• Task objective: Go through the material and write it all out exactly, minus the pictures.

▽

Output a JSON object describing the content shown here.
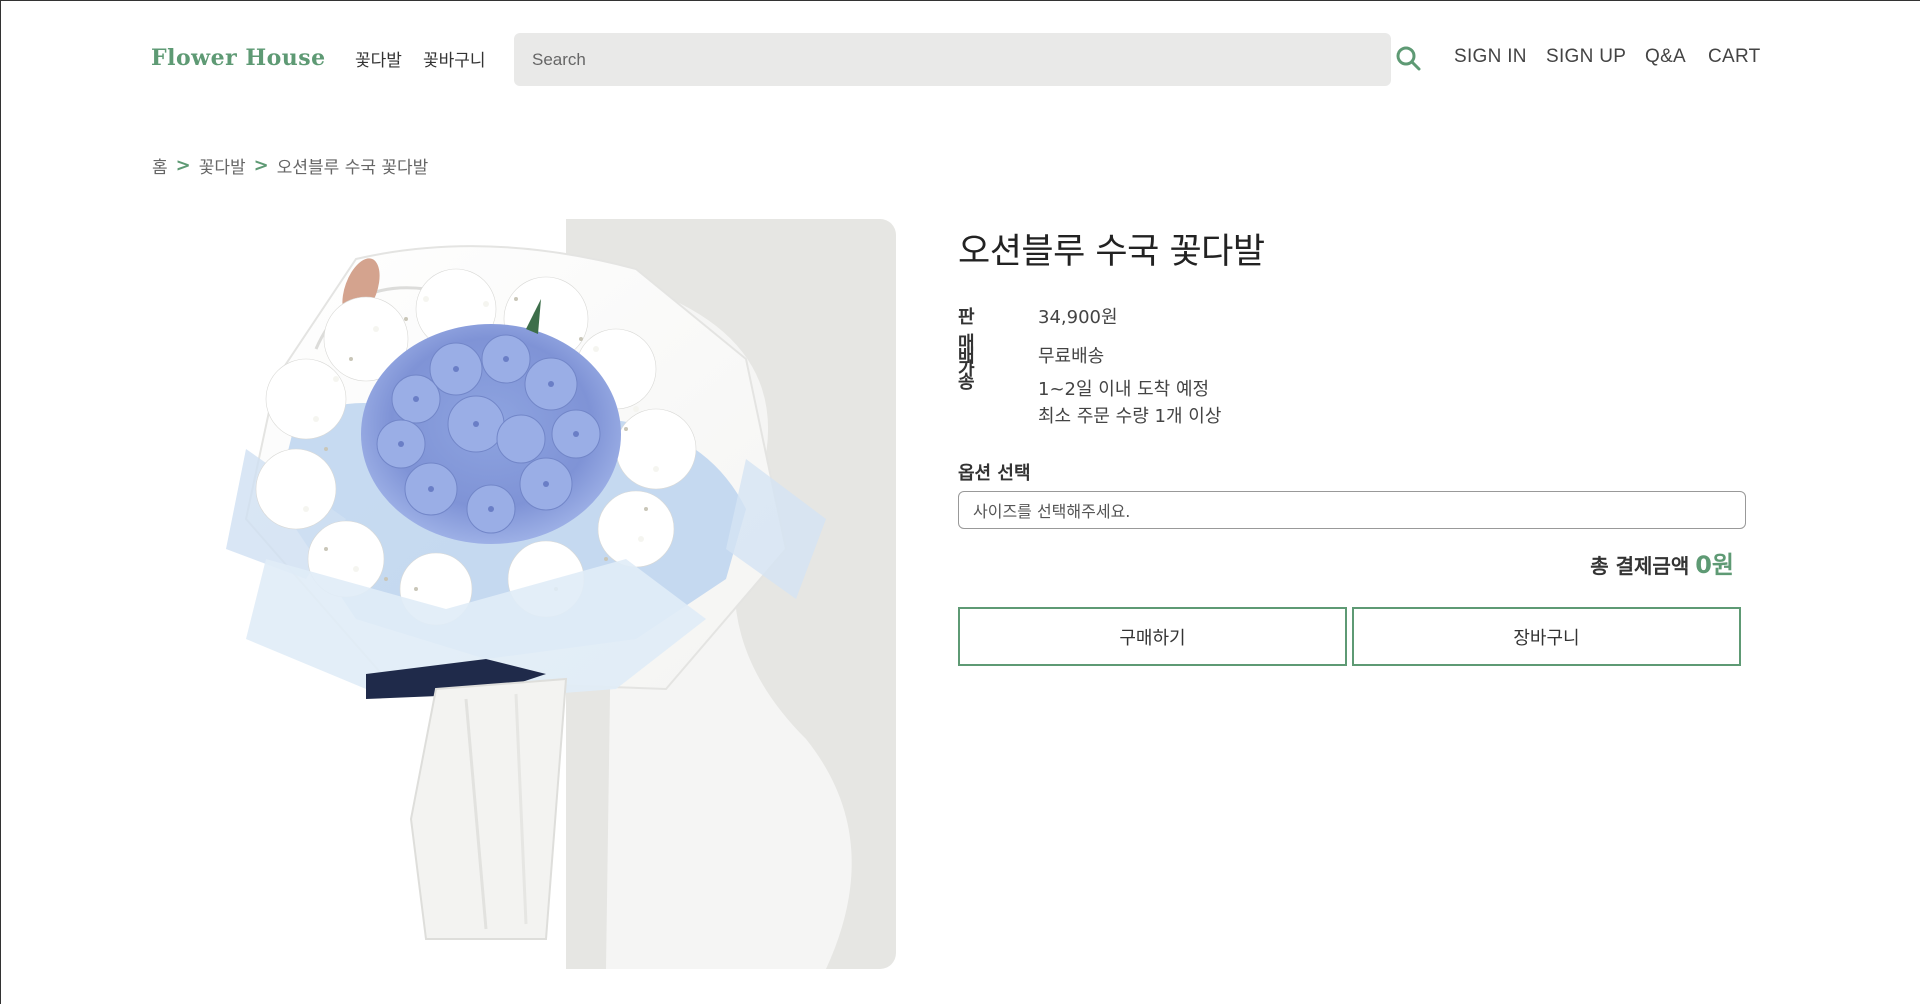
{
  "header": {
    "logo": "Flower House",
    "nav": [
      "꽃다발",
      "꽃바구니"
    ],
    "search_placeholder": "Search",
    "links": [
      "SIGN IN",
      "SIGN UP",
      "Q&A",
      "CART"
    ]
  },
  "breadcrumb": [
    "홈",
    "꽃다발",
    "오션블루 수국 꽃다발"
  ],
  "breadcrumb_separator": ">",
  "product": {
    "title": "오션블루 수국 꽃다발",
    "price_label": "판매가",
    "price": "34,900원",
    "shipping_label": "배송",
    "shipping_lines": [
      "무료배송",
      "1~2일 이내 도착 예정",
      "최소 주문 수량 1개 이상"
    ],
    "option_label": "옵션 선택",
    "option_placeholder": "사이즈를 선택해주세요.",
    "total_label": "총 결제금액",
    "total_value": "0원",
    "buy_button": "구매하기",
    "cart_button": "장바구니"
  },
  "colors": {
    "accent": "#5e9a74",
    "search_bg": "#e9e9e8"
  }
}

△

• Worked solution:
Output a JSON object describing the content shown here.
{
  "header": {
    "logo": "Flower House",
    "nav": [
      "꽃다발",
      "꽃바구니"
    ],
    "search_placeholder": "Search",
    "links": [
      "SIGN IN",
      "SIGN UP",
      "Q&A",
      "CART"
    ]
  },
  "breadcrumb": [
    "홈",
    "꽃다발",
    "오션블루 수국 꽃다발"
  ],
  "breadcrumb_separator": ">",
  "product": {
    "title": "오션블루 수국 꽃다발",
    "price_label": "판매가",
    "price": "34,900원",
    "shipping_label": "배송",
    "shipping_lines": [
      "무료배송",
      "1~2일 이내 도착 예정",
      "최소 주문 수량 1개 이상"
    ],
    "option_label": "옵션 선택",
    "option_placeholder": "사이즈를 선택해주세요.",
    "total_label": "총 결제금액",
    "total_value": "0원",
    "buy_button": "구매하기",
    "cart_button": "장바구니"
  },
  "colors": {
    "accent": "#5e9a74",
    "search_bg": "#e9e9e8"
  }
}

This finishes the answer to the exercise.